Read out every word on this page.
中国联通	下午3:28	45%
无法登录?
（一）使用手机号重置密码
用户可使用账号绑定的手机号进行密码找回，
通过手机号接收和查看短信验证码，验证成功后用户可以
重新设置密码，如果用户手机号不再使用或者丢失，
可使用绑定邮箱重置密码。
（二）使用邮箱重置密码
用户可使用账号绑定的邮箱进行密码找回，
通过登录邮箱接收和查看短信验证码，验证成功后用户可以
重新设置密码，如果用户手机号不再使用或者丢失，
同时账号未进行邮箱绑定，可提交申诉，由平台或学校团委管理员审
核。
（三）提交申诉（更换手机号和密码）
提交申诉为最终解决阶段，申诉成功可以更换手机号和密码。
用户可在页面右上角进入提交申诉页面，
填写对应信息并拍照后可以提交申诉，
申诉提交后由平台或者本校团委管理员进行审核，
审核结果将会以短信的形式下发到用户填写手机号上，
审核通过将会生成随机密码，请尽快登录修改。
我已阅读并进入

To be done: Write the entries again, exactly as they stand.

Full answer:
Read out every word on this page.
中国联通	下午3:28	45%
无法登录?
（一）使用手机号重置密码
用户可使用账号绑定的手机号进行密码找回，
通过手机号接收和查看短信验证码，验证成功后用户可以
重新设置密码，如果用户手机号不再使用或者丢失，
可使用绑定邮箱重置密码。
（二）使用邮箱重置密码
用户可使用账号绑定的邮箱进行密码找回，
通过登录邮箱接收和查看短信验证码，验证成功后用户可以
重新设置密码，如果用户手机号不再使用或者丢失，
同时账号未进行邮箱绑定，可提交申诉，由平台或学校团委管理员审
核。
（三）提交申诉（更换手机号和密码）
提交申诉为最终解决阶段，申诉成功可以更换手机号和密码。
用户可在页面右上角进入提交申诉页面，
填写对应信息并拍照后可以提交申诉，
申诉提交后由平台或者本校团委管理员进行审核，
审核结果将会以短信的形式下发到用户填写手机号上，
审核通过将会生成随机密码，请尽快登录修改。
我已阅读并进入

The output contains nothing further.